| Work task |
Without including any pictures, please copy every entry below exactly.

Interface dataset entries
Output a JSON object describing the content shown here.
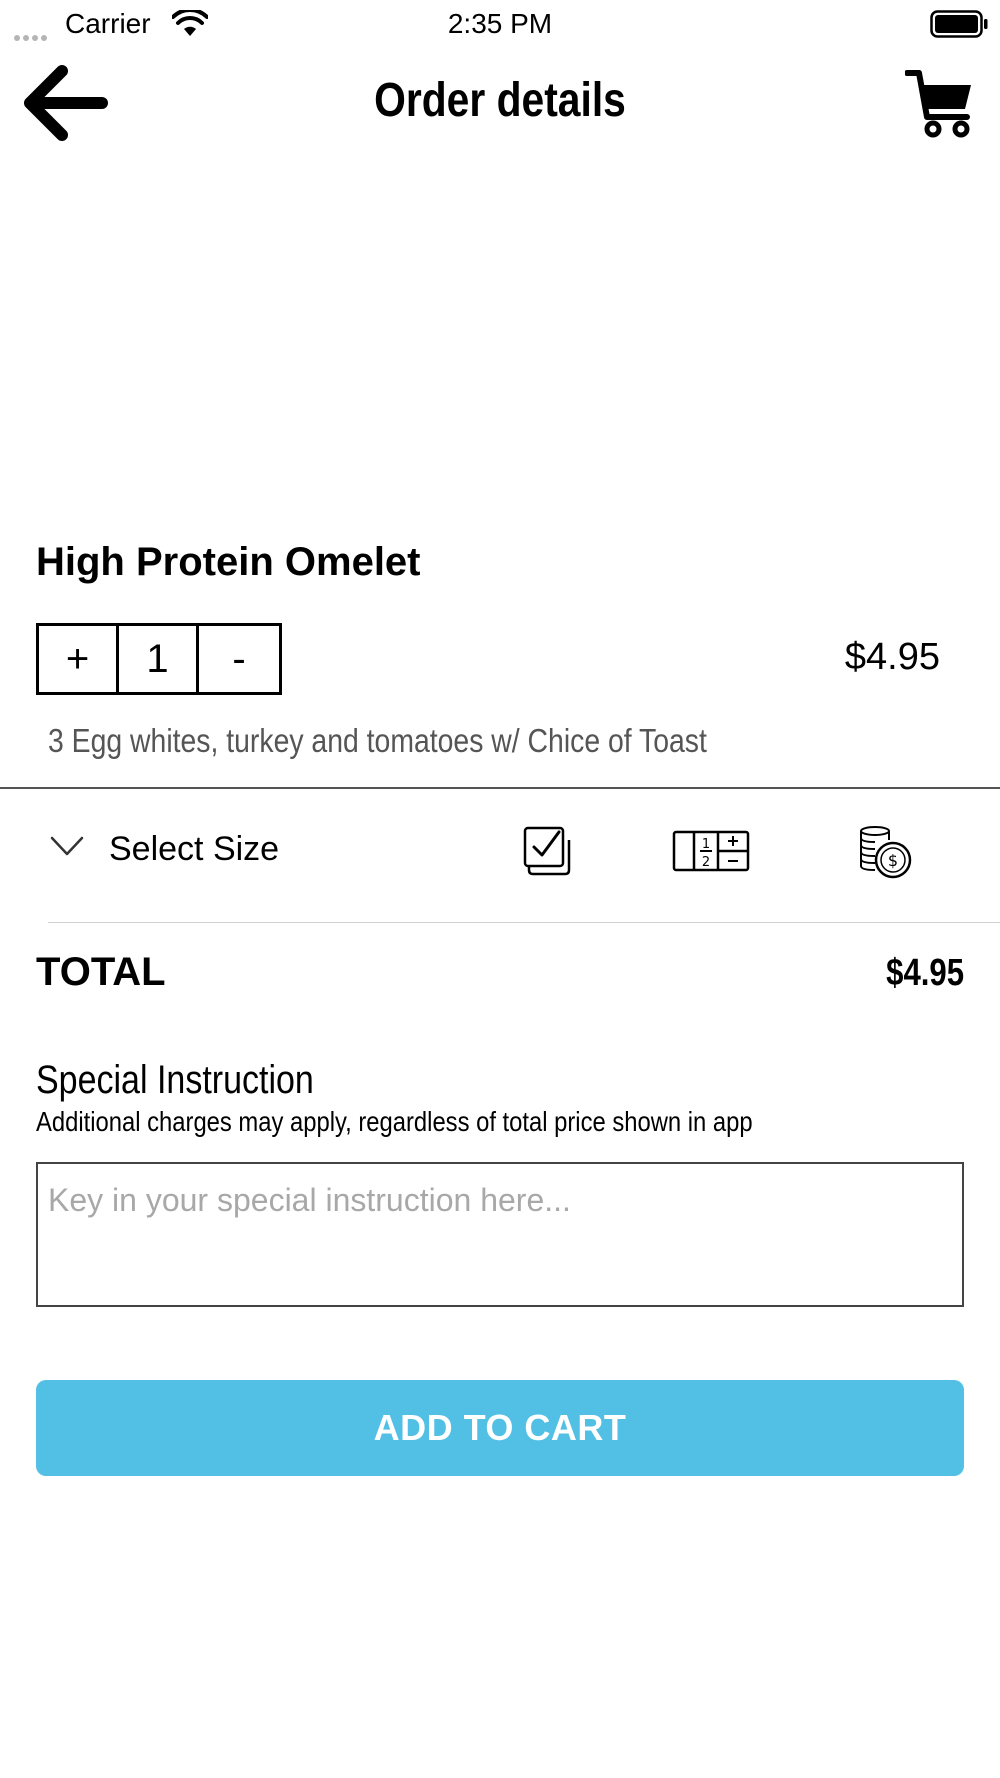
{
  "status_bar": {
    "carrier": "Carrier",
    "time": "2:35 PM"
  },
  "nav": {
    "title": "Order details",
    "back_icon": "arrow-left-icon",
    "cart_icon": "shopping-cart-icon"
  },
  "product": {
    "name": "High Protein Omelet",
    "quantity": "1",
    "increment_label": "+",
    "decrement_label": "-",
    "price": "$4.95",
    "description": "3 Egg whites, turkey and tomatoes w/ Chice of Toast"
  },
  "size_selector": {
    "label": "Select Size",
    "icons": [
      "chevron-down-icon",
      "check-stack-icon",
      "fraction-icon",
      "coins-icon"
    ]
  },
  "total": {
    "label": "TOTAL",
    "value": "$4.95"
  },
  "special_instruction": {
    "title": "Special Instruction",
    "note": "Additional charges may apply, regardless of total price shown in app",
    "placeholder": "Key in your special instruction here..."
  },
  "actions": {
    "add_to_cart_label": "ADD TO CART"
  },
  "colors": {
    "accent": "#52c0e4",
    "description_text": "#555555",
    "placeholder_text": "#a8a8a8"
  }
}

| Answer for the task |
Output a JSON object describing the content shown here.
{
  "status_bar": {
    "carrier": "Carrier",
    "time": "2:35 PM"
  },
  "nav": {
    "title": "Order details",
    "back_icon": "arrow-left-icon",
    "cart_icon": "shopping-cart-icon"
  },
  "product": {
    "name": "High Protein Omelet",
    "quantity": "1",
    "increment_label": "+",
    "decrement_label": "-",
    "price": "$4.95",
    "description": "3 Egg whites, turkey and tomatoes w/ Chice of Toast"
  },
  "size_selector": {
    "label": "Select Size",
    "icons": [
      "chevron-down-icon",
      "check-stack-icon",
      "fraction-icon",
      "coins-icon"
    ]
  },
  "total": {
    "label": "TOTAL",
    "value": "$4.95"
  },
  "special_instruction": {
    "title": "Special Instruction",
    "note": "Additional charges may apply, regardless of total price shown in app",
    "placeholder": "Key in your special instruction here..."
  },
  "actions": {
    "add_to_cart_label": "ADD TO CART"
  },
  "colors": {
    "accent": "#52c0e4",
    "description_text": "#555555",
    "placeholder_text": "#a8a8a8"
  }
}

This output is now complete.